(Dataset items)
# # # #
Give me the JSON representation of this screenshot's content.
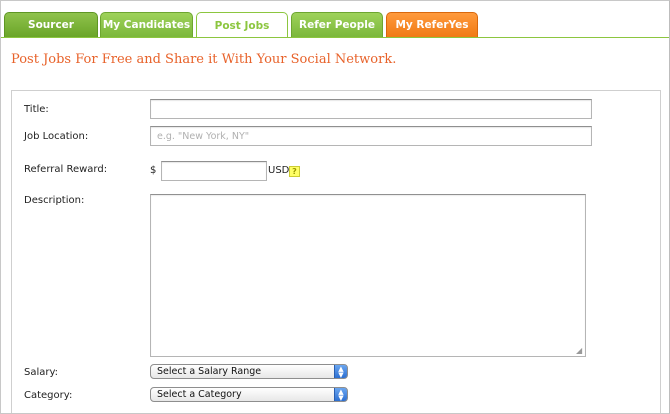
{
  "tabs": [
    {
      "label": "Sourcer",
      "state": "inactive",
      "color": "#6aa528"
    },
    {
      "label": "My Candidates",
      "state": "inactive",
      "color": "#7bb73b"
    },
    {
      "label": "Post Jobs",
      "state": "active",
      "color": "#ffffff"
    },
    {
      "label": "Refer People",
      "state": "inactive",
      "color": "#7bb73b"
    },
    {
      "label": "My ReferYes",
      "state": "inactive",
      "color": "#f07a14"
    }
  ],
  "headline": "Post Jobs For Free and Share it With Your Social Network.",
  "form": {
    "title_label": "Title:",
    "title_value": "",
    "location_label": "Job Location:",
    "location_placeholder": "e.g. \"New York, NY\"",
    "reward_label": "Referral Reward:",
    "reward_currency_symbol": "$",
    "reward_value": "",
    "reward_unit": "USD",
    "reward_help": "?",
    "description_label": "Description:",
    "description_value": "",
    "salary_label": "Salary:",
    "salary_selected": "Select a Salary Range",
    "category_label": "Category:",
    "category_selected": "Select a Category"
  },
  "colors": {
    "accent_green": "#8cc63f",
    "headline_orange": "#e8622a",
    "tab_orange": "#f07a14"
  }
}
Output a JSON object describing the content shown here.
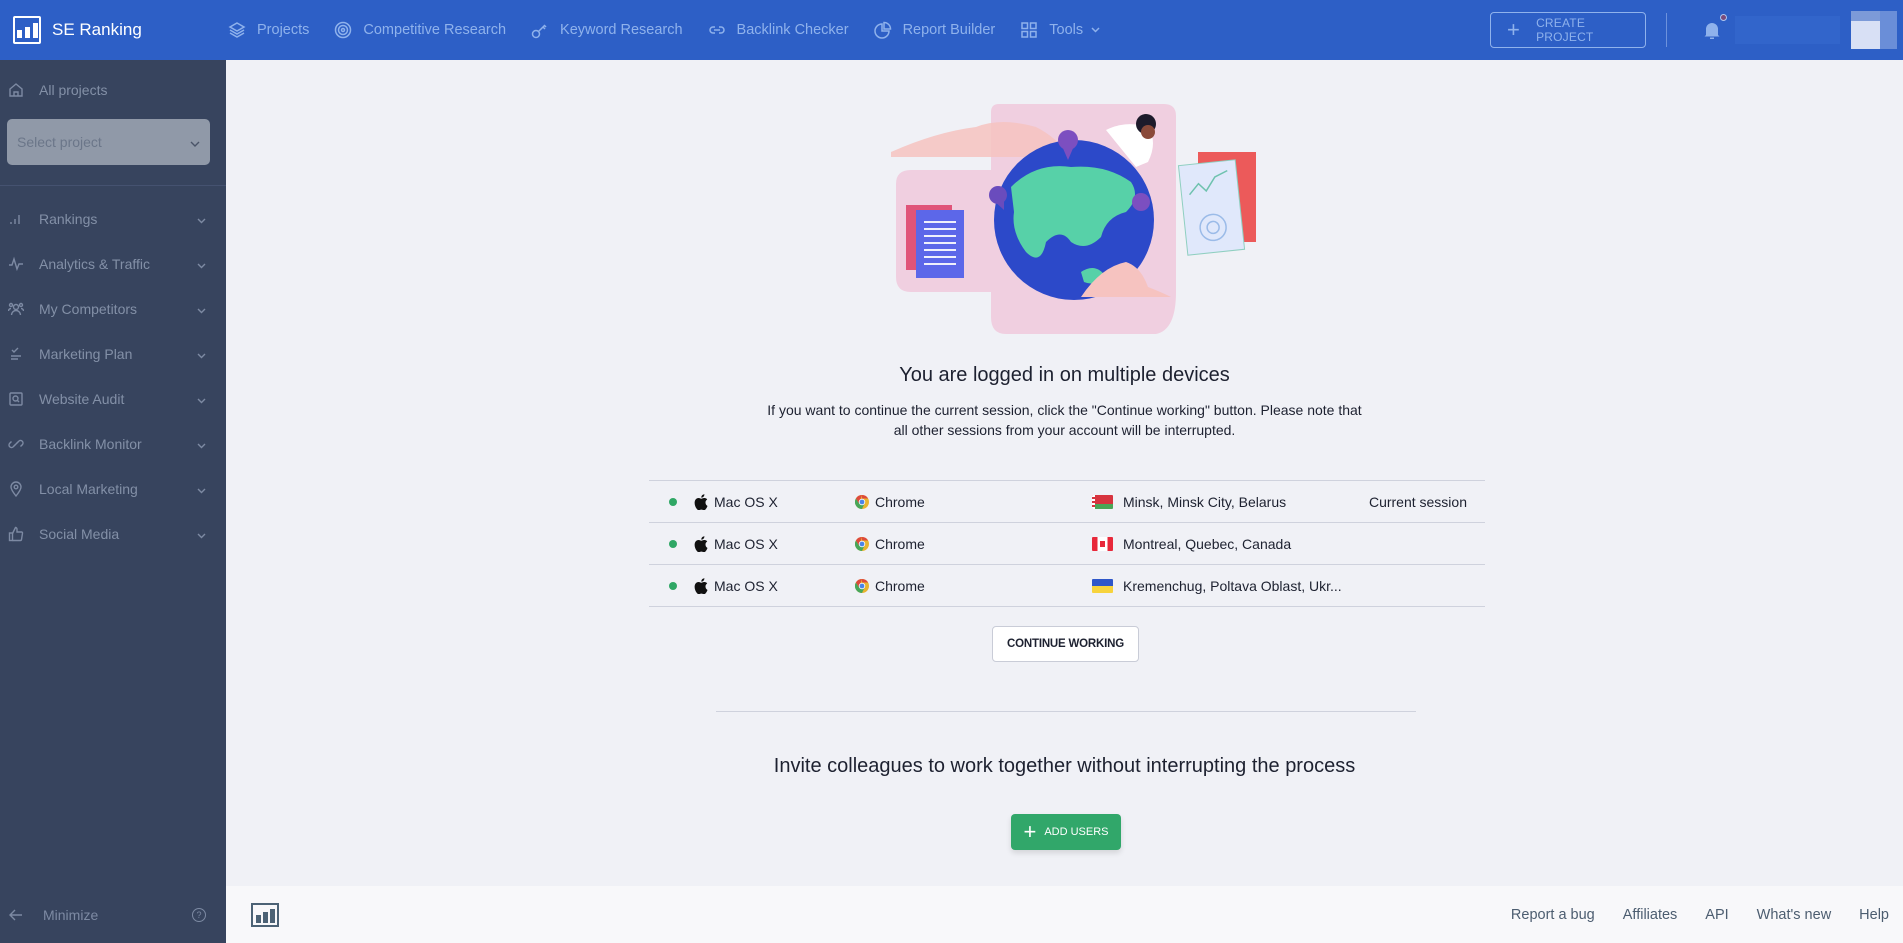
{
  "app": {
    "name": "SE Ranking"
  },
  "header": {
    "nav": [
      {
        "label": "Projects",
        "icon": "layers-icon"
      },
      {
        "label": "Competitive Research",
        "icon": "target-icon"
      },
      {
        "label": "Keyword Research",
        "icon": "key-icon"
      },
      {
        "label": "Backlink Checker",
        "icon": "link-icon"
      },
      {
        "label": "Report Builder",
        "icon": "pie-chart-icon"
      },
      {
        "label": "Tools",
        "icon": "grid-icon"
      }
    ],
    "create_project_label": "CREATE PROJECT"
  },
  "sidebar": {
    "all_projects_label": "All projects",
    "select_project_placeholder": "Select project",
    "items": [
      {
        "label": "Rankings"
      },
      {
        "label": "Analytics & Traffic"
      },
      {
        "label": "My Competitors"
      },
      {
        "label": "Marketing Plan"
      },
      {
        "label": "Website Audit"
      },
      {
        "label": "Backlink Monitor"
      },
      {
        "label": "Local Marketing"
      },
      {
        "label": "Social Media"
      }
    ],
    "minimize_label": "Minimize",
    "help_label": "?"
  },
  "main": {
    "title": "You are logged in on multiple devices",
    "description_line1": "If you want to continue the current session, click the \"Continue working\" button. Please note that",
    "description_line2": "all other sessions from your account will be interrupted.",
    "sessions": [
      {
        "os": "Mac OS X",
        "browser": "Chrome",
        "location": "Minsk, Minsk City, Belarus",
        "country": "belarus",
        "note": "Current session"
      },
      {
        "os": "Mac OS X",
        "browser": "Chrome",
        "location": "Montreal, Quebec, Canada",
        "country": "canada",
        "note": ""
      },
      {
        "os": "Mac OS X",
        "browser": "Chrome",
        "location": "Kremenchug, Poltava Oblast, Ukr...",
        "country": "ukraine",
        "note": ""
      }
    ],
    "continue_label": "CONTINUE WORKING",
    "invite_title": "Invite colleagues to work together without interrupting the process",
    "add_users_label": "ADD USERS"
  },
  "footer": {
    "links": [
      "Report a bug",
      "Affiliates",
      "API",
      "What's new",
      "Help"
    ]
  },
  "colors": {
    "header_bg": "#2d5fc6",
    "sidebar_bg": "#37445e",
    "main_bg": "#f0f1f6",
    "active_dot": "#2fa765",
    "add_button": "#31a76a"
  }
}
# # # #
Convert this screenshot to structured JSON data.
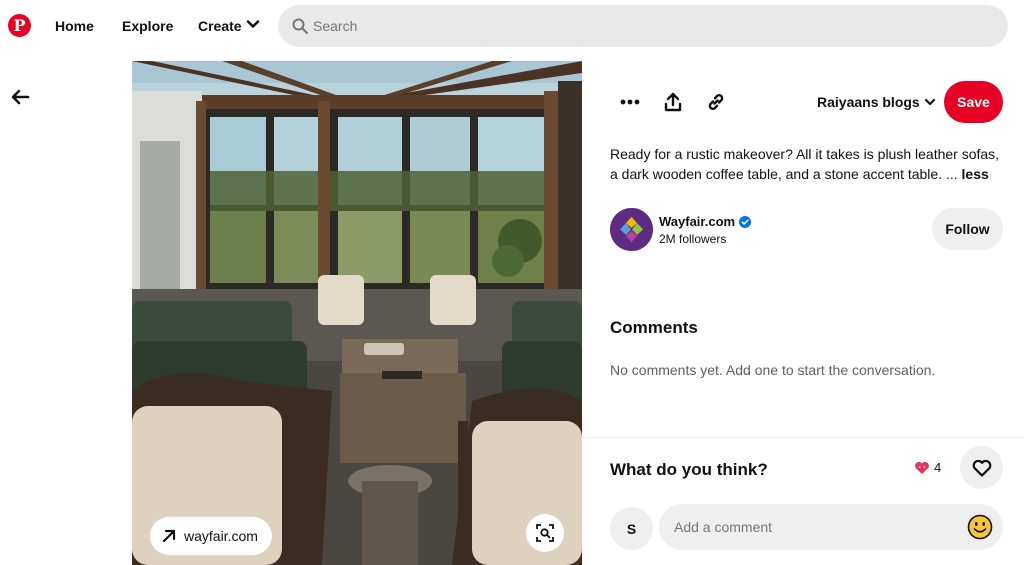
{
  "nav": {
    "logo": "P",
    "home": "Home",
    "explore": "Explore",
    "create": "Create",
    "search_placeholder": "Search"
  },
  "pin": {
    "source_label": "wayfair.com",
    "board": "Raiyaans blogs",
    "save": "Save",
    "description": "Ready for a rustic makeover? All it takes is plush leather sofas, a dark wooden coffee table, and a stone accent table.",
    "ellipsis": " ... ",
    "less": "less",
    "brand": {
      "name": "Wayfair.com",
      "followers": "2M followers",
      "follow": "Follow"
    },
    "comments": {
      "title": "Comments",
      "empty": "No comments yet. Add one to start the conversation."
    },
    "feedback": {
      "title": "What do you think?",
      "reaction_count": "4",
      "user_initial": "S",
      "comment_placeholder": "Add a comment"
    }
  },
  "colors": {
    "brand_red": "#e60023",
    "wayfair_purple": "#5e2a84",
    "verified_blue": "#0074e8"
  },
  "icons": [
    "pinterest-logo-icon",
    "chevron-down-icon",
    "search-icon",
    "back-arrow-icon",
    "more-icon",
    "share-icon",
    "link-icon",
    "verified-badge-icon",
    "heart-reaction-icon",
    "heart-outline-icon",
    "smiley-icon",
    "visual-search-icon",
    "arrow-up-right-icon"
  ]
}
# # # #
### What is asked
Of all the lines in the listing above, how many include "Social"? Write only the number.

### The answer
2